**Problème court a:** Selon le texte sur les régimes matrimoniaux, quel régime s'applique en Catalogne en l'absence de contrat de mariage ?

**Page:**
----------------------------------------

Des implications patrimoniales à bien gérer
Prenons l’exemple d’un couple marié en France en 2002 sans contrat de mariage, vivant depuis 2007 à Barcelone.
Leur régime matrimonial est soumis à la convention de La Haye : comme cela fait plus de 10 ans qu’ils vivent en Espagne, leur régime matrimonial a connu une mutation automatique. Or, sans contrat de mariage, le régime matrimonial français (régime de la communauté) est différent du régime catalan (séparation de biens). En cas de divorce ou de décès de l’un des conjoints, la liquidation du régime matrimonial tiendra compte du régime de la communauté pour les biens acquis entre 2002 et 2007 et du régime de la séparation de biens pour le patrimoine acquis depuis 2007.

----------------------------------------

**Problème court b:** Recopiez à l'identique les entrées, depuis le début jusqu'à la ligne contenant « - blue calendar header: [119, 123, 476, 314] » incluse.

----------------------------------------

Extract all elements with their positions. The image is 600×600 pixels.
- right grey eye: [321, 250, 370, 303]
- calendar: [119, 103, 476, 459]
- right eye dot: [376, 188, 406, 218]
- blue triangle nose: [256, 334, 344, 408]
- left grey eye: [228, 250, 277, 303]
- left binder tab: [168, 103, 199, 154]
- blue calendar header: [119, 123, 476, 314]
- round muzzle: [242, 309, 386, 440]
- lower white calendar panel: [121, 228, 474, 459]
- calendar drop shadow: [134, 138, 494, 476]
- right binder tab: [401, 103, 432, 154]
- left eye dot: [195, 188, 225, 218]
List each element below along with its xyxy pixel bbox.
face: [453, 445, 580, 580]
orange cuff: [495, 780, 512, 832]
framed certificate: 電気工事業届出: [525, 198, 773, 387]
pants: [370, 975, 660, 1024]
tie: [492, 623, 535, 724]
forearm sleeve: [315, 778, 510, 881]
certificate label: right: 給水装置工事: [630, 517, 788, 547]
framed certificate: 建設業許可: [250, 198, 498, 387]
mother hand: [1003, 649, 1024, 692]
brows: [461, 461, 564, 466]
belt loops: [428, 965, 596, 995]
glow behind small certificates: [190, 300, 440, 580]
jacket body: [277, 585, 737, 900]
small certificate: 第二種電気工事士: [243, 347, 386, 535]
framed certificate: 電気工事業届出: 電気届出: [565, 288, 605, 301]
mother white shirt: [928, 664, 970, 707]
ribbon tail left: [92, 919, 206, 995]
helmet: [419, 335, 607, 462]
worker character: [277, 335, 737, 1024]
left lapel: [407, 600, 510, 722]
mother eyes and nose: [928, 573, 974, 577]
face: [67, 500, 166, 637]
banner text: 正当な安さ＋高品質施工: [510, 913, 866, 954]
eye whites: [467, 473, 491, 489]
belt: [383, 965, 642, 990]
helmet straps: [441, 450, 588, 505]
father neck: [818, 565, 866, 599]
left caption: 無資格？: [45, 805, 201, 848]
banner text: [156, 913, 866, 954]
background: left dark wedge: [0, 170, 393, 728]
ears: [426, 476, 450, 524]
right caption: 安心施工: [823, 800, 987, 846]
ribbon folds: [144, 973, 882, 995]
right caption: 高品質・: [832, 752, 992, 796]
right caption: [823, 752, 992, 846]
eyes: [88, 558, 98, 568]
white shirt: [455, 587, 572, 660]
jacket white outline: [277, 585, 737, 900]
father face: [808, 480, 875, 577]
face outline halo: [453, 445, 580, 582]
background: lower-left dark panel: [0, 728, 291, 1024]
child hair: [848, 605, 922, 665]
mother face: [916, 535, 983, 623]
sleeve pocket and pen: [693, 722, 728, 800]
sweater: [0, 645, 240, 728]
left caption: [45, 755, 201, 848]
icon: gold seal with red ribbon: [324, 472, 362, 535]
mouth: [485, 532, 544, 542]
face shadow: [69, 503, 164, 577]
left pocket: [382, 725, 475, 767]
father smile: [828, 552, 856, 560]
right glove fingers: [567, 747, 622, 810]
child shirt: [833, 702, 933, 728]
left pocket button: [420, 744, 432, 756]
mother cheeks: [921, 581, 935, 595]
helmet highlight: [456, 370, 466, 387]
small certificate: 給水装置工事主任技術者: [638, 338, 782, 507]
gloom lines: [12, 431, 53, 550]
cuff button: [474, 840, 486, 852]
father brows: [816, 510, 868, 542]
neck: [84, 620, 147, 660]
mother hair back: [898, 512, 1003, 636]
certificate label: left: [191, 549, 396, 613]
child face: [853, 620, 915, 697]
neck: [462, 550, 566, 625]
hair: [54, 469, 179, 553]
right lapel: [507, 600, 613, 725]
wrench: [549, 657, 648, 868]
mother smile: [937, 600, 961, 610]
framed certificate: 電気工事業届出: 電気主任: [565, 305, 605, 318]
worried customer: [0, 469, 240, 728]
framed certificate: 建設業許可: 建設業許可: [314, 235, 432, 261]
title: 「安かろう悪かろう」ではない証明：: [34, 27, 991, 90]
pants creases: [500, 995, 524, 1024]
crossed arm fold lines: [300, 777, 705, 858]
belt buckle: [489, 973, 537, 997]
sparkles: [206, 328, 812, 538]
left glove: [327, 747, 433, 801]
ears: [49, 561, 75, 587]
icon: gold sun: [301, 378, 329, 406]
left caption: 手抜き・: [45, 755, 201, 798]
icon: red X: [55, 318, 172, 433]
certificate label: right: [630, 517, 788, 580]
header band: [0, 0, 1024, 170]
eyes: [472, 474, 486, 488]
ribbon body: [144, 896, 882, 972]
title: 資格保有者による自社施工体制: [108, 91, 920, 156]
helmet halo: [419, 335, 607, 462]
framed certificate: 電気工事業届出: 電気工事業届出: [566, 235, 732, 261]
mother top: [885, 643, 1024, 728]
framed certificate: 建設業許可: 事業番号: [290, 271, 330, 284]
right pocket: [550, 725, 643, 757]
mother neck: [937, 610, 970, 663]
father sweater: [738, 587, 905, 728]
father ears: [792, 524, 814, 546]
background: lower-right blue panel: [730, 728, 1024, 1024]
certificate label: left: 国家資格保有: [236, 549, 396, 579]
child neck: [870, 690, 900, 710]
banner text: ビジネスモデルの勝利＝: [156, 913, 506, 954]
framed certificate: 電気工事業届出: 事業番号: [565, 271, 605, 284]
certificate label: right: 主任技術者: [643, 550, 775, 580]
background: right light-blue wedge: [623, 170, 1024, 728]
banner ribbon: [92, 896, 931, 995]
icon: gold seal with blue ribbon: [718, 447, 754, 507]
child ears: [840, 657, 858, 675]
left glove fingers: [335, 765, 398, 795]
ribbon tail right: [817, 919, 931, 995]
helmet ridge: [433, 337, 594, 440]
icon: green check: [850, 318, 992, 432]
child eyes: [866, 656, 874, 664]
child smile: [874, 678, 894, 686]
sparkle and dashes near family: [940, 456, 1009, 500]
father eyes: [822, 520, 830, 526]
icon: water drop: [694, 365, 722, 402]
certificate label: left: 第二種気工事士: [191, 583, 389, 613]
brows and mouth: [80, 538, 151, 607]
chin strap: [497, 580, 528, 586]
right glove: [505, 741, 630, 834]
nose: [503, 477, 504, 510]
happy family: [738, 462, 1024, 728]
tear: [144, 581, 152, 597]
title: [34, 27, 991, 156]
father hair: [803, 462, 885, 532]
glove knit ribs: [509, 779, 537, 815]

----------------------------------------

**Résultat de l'exercice a:** La séparation de biens.

**Résultat de l'exercice b:**
Extract all elements with their positions. The image is 600×600 pixels.
- right grey eye: [321, 250, 370, 303]
- calendar: [119, 103, 476, 459]
- right eye dot: [376, 188, 406, 218]
- blue triangle nose: [256, 334, 344, 408]
- left grey eye: [228, 250, 277, 303]
- left binder tab: [168, 103, 199, 154]
- blue calendar header: [119, 123, 476, 314]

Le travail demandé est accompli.